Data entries
■ ■ ■
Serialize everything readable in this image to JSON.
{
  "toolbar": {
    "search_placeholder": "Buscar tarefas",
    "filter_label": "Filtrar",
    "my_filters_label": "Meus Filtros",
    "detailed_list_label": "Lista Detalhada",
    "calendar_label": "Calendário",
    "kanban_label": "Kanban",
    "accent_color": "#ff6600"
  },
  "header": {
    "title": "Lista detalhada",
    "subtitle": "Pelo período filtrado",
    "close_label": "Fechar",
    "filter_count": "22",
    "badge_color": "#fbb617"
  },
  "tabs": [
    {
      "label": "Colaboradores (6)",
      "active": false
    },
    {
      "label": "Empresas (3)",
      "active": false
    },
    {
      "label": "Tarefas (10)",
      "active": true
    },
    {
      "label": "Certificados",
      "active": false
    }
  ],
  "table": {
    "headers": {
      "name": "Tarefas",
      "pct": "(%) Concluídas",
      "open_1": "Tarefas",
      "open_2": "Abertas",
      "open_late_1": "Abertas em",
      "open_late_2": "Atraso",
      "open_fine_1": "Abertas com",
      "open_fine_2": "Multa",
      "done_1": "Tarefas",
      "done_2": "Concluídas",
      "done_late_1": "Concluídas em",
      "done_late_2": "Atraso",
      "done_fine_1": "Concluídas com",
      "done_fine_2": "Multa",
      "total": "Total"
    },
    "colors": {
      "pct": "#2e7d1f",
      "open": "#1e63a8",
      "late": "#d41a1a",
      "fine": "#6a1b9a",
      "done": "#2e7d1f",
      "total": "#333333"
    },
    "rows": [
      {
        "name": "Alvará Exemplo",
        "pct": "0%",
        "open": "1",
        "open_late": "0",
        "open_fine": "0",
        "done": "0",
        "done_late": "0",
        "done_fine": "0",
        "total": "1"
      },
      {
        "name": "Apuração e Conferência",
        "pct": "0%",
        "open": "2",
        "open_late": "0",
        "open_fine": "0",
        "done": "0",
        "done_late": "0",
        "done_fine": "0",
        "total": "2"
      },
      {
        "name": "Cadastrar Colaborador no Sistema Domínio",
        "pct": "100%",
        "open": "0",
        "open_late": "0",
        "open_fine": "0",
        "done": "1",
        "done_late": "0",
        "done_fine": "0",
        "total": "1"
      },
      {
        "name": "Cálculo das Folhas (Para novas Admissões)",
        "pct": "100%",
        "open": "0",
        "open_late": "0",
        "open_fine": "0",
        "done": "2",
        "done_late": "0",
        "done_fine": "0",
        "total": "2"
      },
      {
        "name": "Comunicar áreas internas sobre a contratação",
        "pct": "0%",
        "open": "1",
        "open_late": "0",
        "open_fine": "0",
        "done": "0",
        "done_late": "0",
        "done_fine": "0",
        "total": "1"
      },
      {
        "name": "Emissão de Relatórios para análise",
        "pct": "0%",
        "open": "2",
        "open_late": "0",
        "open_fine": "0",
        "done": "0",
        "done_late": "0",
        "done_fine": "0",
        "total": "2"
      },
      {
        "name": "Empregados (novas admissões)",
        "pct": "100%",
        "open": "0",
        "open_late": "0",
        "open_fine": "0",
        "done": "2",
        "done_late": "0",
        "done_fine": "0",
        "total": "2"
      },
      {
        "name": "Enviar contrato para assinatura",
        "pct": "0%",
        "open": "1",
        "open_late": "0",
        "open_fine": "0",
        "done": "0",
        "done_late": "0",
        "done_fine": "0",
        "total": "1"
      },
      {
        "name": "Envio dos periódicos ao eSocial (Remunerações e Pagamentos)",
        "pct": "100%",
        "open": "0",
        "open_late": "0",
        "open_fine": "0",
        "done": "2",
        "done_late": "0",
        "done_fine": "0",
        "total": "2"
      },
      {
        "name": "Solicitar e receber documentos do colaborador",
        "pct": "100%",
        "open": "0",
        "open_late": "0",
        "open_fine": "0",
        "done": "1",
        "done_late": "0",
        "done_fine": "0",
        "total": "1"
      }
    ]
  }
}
■ ■ ■
Report how many lines contain "Concluídas". Give nothing but the number.

SOLUTION TO THIS EXERCISE. 4